* [WRITTEN PROBLEM]
Copy out the material below line for line, without a single change, and leave the pictures out of your answer.

* [PROVIDED INFORMATION]
★ ★ ★ ★ ★

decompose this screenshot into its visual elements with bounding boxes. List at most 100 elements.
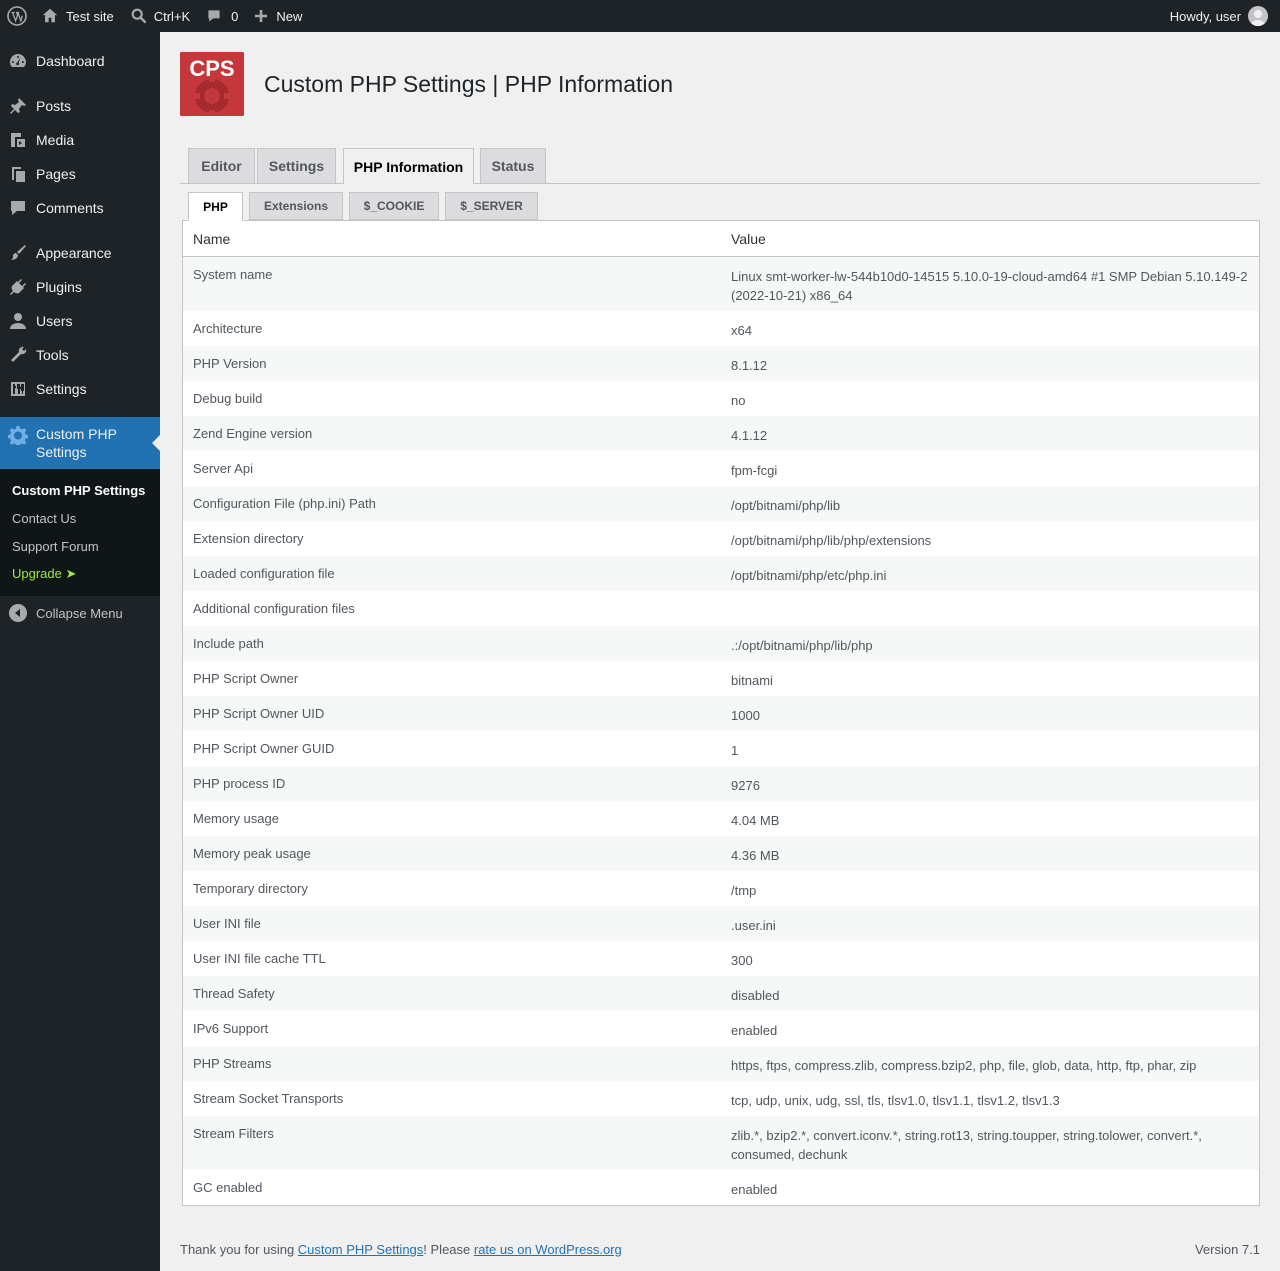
subtab-cookie[interactable]: $_COOKIE: [349, 192, 439, 220]
new-content-button[interactable]: New: [246, 0, 310, 32]
row-name: PHP Version: [193, 356, 267, 371]
row-name: Memory usage: [193, 811, 279, 826]
row-value: 4.36 MB: [731, 848, 780, 863]
table-row: PHP Script Owner UID 1000: [183, 696, 1259, 731]
footer-prefix: Thank you for using: [180, 1242, 298, 1257]
account-menu[interactable]: Howdy, user: [1162, 0, 1280, 32]
logo-text: CPS: [189, 56, 235, 81]
user-icon: [8, 311, 28, 331]
row-name: PHP Streams: [193, 1056, 272, 1071]
row-name: Memory peak usage: [193, 846, 311, 861]
menu-item-users[interactable]: Users: [0, 304, 160, 338]
row-value: /opt/bitnami/php/lib/php/extensions: [731, 533, 932, 548]
submenu-item-support-forum[interactable]: Support Forum: [0, 532, 160, 560]
table-row: PHP process ID 9276: [183, 766, 1259, 801]
menu-label: Custom PHP Settings: [36, 426, 117, 460]
wordpress-logo-icon[interactable]: [1, 0, 33, 32]
table-row: PHP Streams https, ftps, compress.zlib, c…: [183, 1046, 1259, 1081]
page-title: Custom PHP Settings | PHP Information: [264, 70, 674, 97]
row-value: Linux smt-worker-lw-544b10d0-14515 5.10.…: [731, 269, 1248, 303]
menu-item-media[interactable]: Media: [0, 123, 160, 157]
version-label: Version 7.1: [1194, 1242, 1260, 1257]
avatar: [1248, 6, 1268, 26]
menu-item-comments[interactable]: Comments: [0, 191, 160, 225]
wrench-icon: [8, 345, 28, 365]
row-value: 1000: [731, 708, 760, 723]
row-name: Architecture: [193, 321, 263, 336]
menu-item-plugins[interactable]: Plugins: [0, 270, 160, 304]
menu-item-tools[interactable]: Tools: [0, 338, 160, 372]
row-name: Thread Safety: [193, 986, 275, 1001]
subtab-php[interactable]: PHP: [188, 192, 243, 221]
row-name: Server Api: [193, 461, 253, 476]
submenu-item-custom-php-settings[interactable]: Custom PHP Settings: [0, 476, 160, 504]
row-name: System name: [193, 267, 273, 282]
row-value: /opt/bitnami/php/lib: [731, 498, 841, 513]
admin-bar: Test site Ctrl+K 0 New Howdy, user: [0, 0, 1280, 32]
row-value: zlib.*, bzip2.*, convert.iconv.*, string…: [731, 1128, 1202, 1162]
menu-label: Settings: [36, 381, 87, 397]
table-row: Debug build no: [183, 381, 1259, 416]
menu-label: Tools: [36, 347, 69, 363]
comments-link[interactable]: 0: [198, 0, 246, 32]
menu-label: Appearance: [36, 245, 112, 261]
menu-item-custom-php-settings[interactable]: Custom PHP Settings: [0, 417, 160, 469]
menu-label: Dashboard: [36, 53, 105, 69]
table-row: User INI file .user.ini: [183, 906, 1259, 941]
command-search-button[interactable]: Ctrl+K: [122, 0, 198, 32]
menu-item-pages[interactable]: Pages: [0, 157, 160, 191]
menu-item-posts[interactable]: Posts: [0, 89, 160, 123]
row-name: Extension directory: [193, 531, 304, 546]
tab-status[interactable]: Status: [480, 148, 546, 184]
collapse-arrow-icon: [9, 604, 27, 622]
row-name: Loaded configuration file: [193, 566, 335, 581]
table-row: GC enabled enabled: [183, 1170, 1259, 1205]
column-header-name: Name: [193, 230, 231, 247]
plugin-link[interactable]: Custom PHP Settings: [298, 1242, 423, 1257]
howdy-label: Howdy, user: [1169, 8, 1241, 24]
table-body: System name Linux smt-worker-lw-544b10d0-…: [183, 257, 1259, 1205]
table-row: Thread Safety disabled: [183, 976, 1259, 1011]
row-name: User INI file: [193, 916, 261, 931]
tab-php-information[interactable]: PHP Information: [343, 148, 474, 185]
table-row: Loaded configuration file/opt/bitnami/ph…: [183, 556, 1259, 591]
row-name: Configuration File (php.ini) Path: [193, 496, 376, 511]
submenu-item-upgrade[interactable]: Upgrade ➤: [0, 560, 160, 588]
media-icon: [8, 130, 28, 150]
row-name: PHP process ID: [193, 776, 286, 791]
subtab-extensions[interactable]: Extensions: [249, 192, 343, 220]
menu-label: Pages: [36, 166, 76, 182]
search-shortcut-label: Ctrl+K: [153, 8, 191, 24]
php-info-table: Name Value System name Linux smt-worker-l…: [182, 220, 1260, 1206]
comment-icon: [8, 198, 28, 218]
row-value: 8.1.12: [731, 358, 768, 373]
row-value: bitnami: [731, 673, 773, 688]
collapse-menu-button[interactable]: Collapse Menu: [0, 596, 160, 630]
row-value: .user.ini: [731, 918, 776, 933]
row-value: disabled: [731, 988, 780, 1003]
menu-item-dashboard[interactable]: Dashboard: [0, 44, 160, 78]
site-name-link[interactable]: Test site: [33, 0, 122, 32]
menu-item-settings[interactable]: Settings: [0, 372, 160, 406]
tab-editor[interactable]: Editor: [188, 148, 255, 184]
subtab-server[interactable]: $_SERVER: [445, 192, 538, 220]
row-value: 4.1.12: [731, 428, 768, 443]
plus-icon: [254, 9, 268, 23]
table-row: Zend Engine version 4.1.12: [183, 416, 1259, 451]
table-row: Memory usage 4.04 MB: [183, 801, 1259, 836]
rate-link[interactable]: rate us on WordPress.org: [474, 1242, 622, 1257]
row-name: PHP Script Owner GUID: [193, 741, 335, 756]
column-header-value: Value: [731, 230, 766, 247]
gear-icon: [8, 425, 28, 445]
table-row: Stream Socket Transports tcp, udp, unix, …: [183, 1081, 1259, 1116]
tab-settings[interactable]: Settings: [257, 148, 336, 184]
row-value: x64: [731, 323, 752, 338]
row-value: /opt/bitnami/php/etc/php.ini: [731, 568, 887, 583]
submenu-item-contact-us[interactable]: Contact Us: [0, 504, 160, 532]
row-name: Stream Filters: [193, 1126, 274, 1141]
row-value: no: [731, 393, 746, 408]
menu-item-appearance[interactable]: Appearance: [0, 236, 160, 270]
admin-sidebar: Dashboard Posts Media Pages Comments App…: [0, 32, 160, 1271]
page-header: CPS Custom PHP Settings | PHP Informatio…: [180, 52, 673, 116]
table-row: Configuration File (php.ini) Path/opt/bi…: [183, 486, 1259, 521]
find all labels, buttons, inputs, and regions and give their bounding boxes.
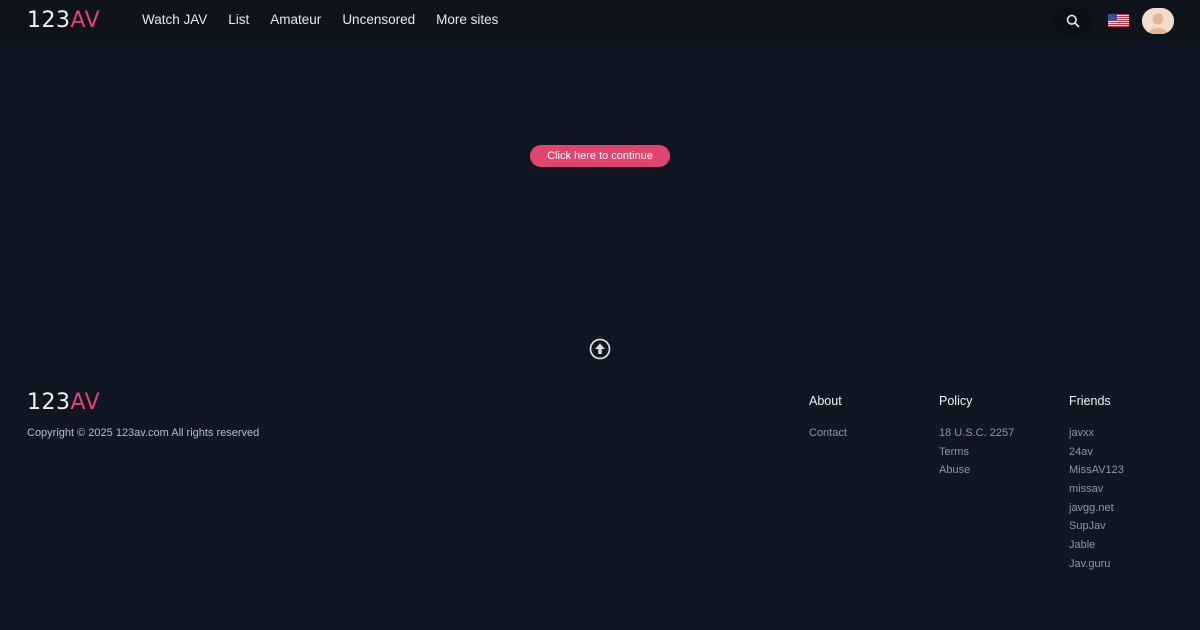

★ ★ ★ ★ ★

* [OUTPUT OF THE EXERCISE]
decompose this screenshot into its visual elements with bounding boxes. List at most 100 elements.
subtab-cookie[interactable]: $_COOKIE: [349, 192, 439, 220]
new-content-button[interactable]: New: [246, 0, 310, 32]
row-name: PHP Version: [193, 356, 267, 371]
row-name: Memory usage: [193, 811, 279, 826]
row-value: 4.36 MB: [731, 848, 780, 863]
table-row: PHP Script Owner UID 1000: [183, 696, 1259, 731]
footer-prefix: Thank you for using: [180, 1242, 298, 1257]
account-menu[interactable]: Howdy, user: [1162, 0, 1280, 32]
logo-text: CPS: [189, 56, 235, 81]
user-icon: [8, 311, 28, 331]
row-name: PHP Streams: [193, 1056, 272, 1071]
row-name: Memory peak usage: [193, 846, 311, 861]
menu-item-users[interactable]: Users: [0, 304, 160, 338]
row-value: /opt/bitnami/php/lib/php/extensions: [731, 533, 932, 548]
submenu-item-support-forum[interactable]: Support Forum: [0, 532, 160, 560]
table-row: PHP process ID 9276: [183, 766, 1259, 801]
menu-label: Custom PHP Settings: [36, 426, 117, 460]
wordpress-logo-icon[interactable]: [1, 0, 33, 32]
table-row: PHP Streams https, ftps, compress.zlib, c…: [183, 1046, 1259, 1081]
page-title: Custom PHP Settings | PHP Information: [264, 70, 674, 97]
row-value: Linux smt-worker-lw-544b10d0-14515 5.10.…: [731, 269, 1248, 303]
menu-item-media[interactable]: Media: [0, 123, 160, 157]
version-label: Version 7.1: [1194, 1242, 1260, 1257]
avatar: [1248, 6, 1268, 26]
menu-item-comments[interactable]: Comments: [0, 191, 160, 225]
wrench-icon: [8, 345, 28, 365]
row-value: 1000: [731, 708, 760, 723]
row-name: Architecture: [193, 321, 263, 336]
menu-item-plugins[interactable]: Plugins: [0, 270, 160, 304]
menu-item-tools[interactable]: Tools: [0, 338, 160, 372]
row-name: Thread Safety: [193, 986, 275, 1001]
subtab-php[interactable]: PHP: [188, 192, 243, 221]
row-name: Server Api: [193, 461, 253, 476]
submenu-item-custom-php-settings[interactable]: Custom PHP Settings: [0, 476, 160, 504]
row-name: System name: [193, 267, 273, 282]
row-value: /opt/bitnami/php/lib: [731, 498, 841, 513]
admin-bar: Test site Ctrl+K 0 New Howdy, user: [0, 0, 1280, 32]
row-value: zlib.*, bzip2.*, convert.iconv.*, string…: [731, 1128, 1202, 1162]
menu-label: Settings: [36, 381, 87, 397]
table-row: Debug build no: [183, 381, 1259, 416]
menu-label: Tools: [36, 347, 69, 363]
comments-link[interactable]: 0: [198, 0, 246, 32]
menu-label: Appearance: [36, 245, 112, 261]
menu-item-custom-php-settings[interactable]: Custom PHP Settings: [0, 417, 160, 469]
menu-label: Dashboard: [36, 53, 105, 69]
table-row: User INI file .user.ini: [183, 906, 1259, 941]
command-search-button[interactable]: Ctrl+K: [122, 0, 198, 32]
menu-item-pages[interactable]: Pages: [0, 157, 160, 191]
menu-item-posts[interactable]: Posts: [0, 89, 160, 123]
row-name: Extension directory: [193, 531, 304, 546]
tab-status[interactable]: Status: [480, 148, 546, 184]
collapse-arrow-icon: [9, 604, 27, 622]
row-name: Loaded configuration file: [193, 566, 335, 581]
table-row: GC enabled enabled: [183, 1170, 1259, 1205]
column-header-name: Name: [193, 230, 231, 247]
plugin-link[interactable]: Custom PHP Settings: [298, 1242, 423, 1257]
howdy-label: Howdy, user: [1169, 8, 1241, 24]
table-body: System name Linux smt-worker-lw-544b10d0-…: [183, 257, 1259, 1205]
table-row: Thread Safety disabled: [183, 976, 1259, 1011]
row-name: User INI file: [193, 916, 261, 931]
tab-php-information[interactable]: PHP Information: [343, 148, 474, 185]
table-row: Loaded configuration file/opt/bitnami/ph…: [183, 556, 1259, 591]
row-name: Configuration File (php.ini) Path: [193, 496, 376, 511]
submenu-item-upgrade[interactable]: Upgrade ➤: [0, 560, 160, 588]
media-icon: [8, 130, 28, 150]
row-name: PHP process ID: [193, 776, 286, 791]
subtab-extensions[interactable]: Extensions: [249, 192, 343, 220]
menu-label: Pages: [36, 166, 76, 182]
search-shortcut-label: Ctrl+K: [153, 8, 191, 24]
php-info-table: Name Value System name Linux smt-worker-l…: [182, 220, 1260, 1206]
comment-icon: [8, 198, 28, 218]
row-value: 8.1.12: [731, 358, 768, 373]
row-value: bitnami: [731, 673, 773, 688]
collapse-menu-button[interactable]: Collapse Menu: [0, 596, 160, 630]
row-value: .user.ini: [731, 918, 776, 933]
row-value: disabled: [731, 988, 780, 1003]
menu-item-dashboard[interactable]: Dashboard: [0, 44, 160, 78]
site-name-link[interactable]: Test site: [33, 0, 122, 32]
menu-item-settings[interactable]: Settings: [0, 372, 160, 406]
tab-editor[interactable]: Editor: [188, 148, 255, 184]
subtab-server[interactable]: $_SERVER: [445, 192, 538, 220]
row-value: 4.1.12: [731, 428, 768, 443]
plus-icon: [254, 9, 268, 23]
table-row: Zend Engine version 4.1.12: [183, 416, 1259, 451]
table-row: Memory usage 4.04 MB: [183, 801, 1259, 836]
rate-link[interactable]: rate us on WordPress.org: [474, 1242, 622, 1257]
row-name: PHP Script Owner GUID: [193, 741, 335, 756]
column-header-value: Value: [731, 230, 766, 247]
gear-icon: [8, 425, 28, 445]
table-row: Stream Socket Transports tcp, udp, unix, …: [183, 1081, 1259, 1116]
tab-settings[interactable]: Settings: [257, 148, 336, 184]
row-value: x64: [731, 323, 752, 338]
row-value: /opt/bitnami/php/etc/php.ini: [731, 568, 887, 583]
submenu-item-contact-us[interactable]: Contact Us: [0, 504, 160, 532]
row-name: Stream Filters: [193, 1126, 274, 1141]
row-value: no: [731, 393, 746, 408]
menu-item-appearance[interactable]: Appearance: [0, 236, 160, 270]
admin-sidebar: Dashboard Posts Media Pages Comments App…: [0, 32, 160, 1271]
page-header: CPS Custom PHP Settings | PHP Informatio…: [180, 52, 673, 116]
table-row: Configuration File (php.ini) Path/opt/bi…: [183, 486, 1259, 521]
find all labels, buttons, inputs, and regions and give their bounding boxes.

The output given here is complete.